● **Text excerpt**:
##########
SF Fans -- Extol Your Favorite "Bad" Book, or Author

I just read Logan’s Run by William F. Nolan and George Clayton Johnson for the third time (read it first as a 12-year-old in 1976, when the York/Agutter film was out, read it a second time, along with the two sequels in the mid-80s).

It is not a great novel, in fact, it is merely a string of set pieces as Logan and Jessica run from L. A, cross country – Marianas Trench, North Pole, South Dakota, Virginia, Washington D. C., Pittsburg, and eventually Florida – to Sanctuary (and what a disappointment Sanctuary was!). Competently written, and very word-colorful in places, but even as a kid I could never seriously buy Nolan’s and Johnson’s backstory of the Little War. Even then, it all seemed as crazy as a soup sandwich. As I get older, well past the age for Deep Sleep, their premise just gets dumber.
##########
● **Material provided**:

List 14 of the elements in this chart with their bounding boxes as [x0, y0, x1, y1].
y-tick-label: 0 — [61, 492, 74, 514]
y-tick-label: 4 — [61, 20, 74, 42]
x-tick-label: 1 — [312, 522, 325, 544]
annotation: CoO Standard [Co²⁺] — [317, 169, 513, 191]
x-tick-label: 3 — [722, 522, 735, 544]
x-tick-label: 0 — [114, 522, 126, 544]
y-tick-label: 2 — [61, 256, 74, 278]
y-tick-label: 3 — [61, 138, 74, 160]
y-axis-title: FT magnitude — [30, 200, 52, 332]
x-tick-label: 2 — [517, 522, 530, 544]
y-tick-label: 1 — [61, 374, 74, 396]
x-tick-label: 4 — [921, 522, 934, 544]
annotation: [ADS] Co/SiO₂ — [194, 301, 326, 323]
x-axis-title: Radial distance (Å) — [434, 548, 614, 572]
##########
● **Brief 1**:
Answer these from the post about Logan's Run, one per line:
(a) At what age and in what year did the writer first read Logan's Run?
(b) In what state does the run end?
(c) What backstory could the writer never seriously buy?
● **Brief 2**:
Copy out every line of the records above, word for word.

● **Worked solution 1**:
(a) At 12 years old, in 1976.
(b) Florida.
(c) The backstory of the Little War.

● **Worked solution 2**:
List 14 of the elements in this chart with their bounding boxes as [x0, y0, x1, y1].
y-tick-label: 0 — [61, 492, 74, 514]
y-tick-label: 4 — [61, 20, 74, 42]
x-tick-label: 1 — [312, 522, 325, 544]
annotation: CoO Standard [Co²⁺] — [317, 169, 513, 191]
x-tick-label: 3 — [722, 522, 735, 544]
x-tick-label: 0 — [114, 522, 126, 544]
y-tick-label: 2 — [61, 256, 74, 278]
y-tick-label: 3 — [61, 138, 74, 160]
y-axis-title: FT magnitude — [30, 200, 52, 332]
x-tick-label: 2 — [517, 522, 530, 544]
y-tick-label: 1 — [61, 374, 74, 396]
x-tick-label: 4 — [921, 522, 934, 544]
annotation: [ADS] Co/SiO₂ — [194, 301, 326, 323]
x-axis-title: Radial distance (Å) — [434, 548, 614, 572]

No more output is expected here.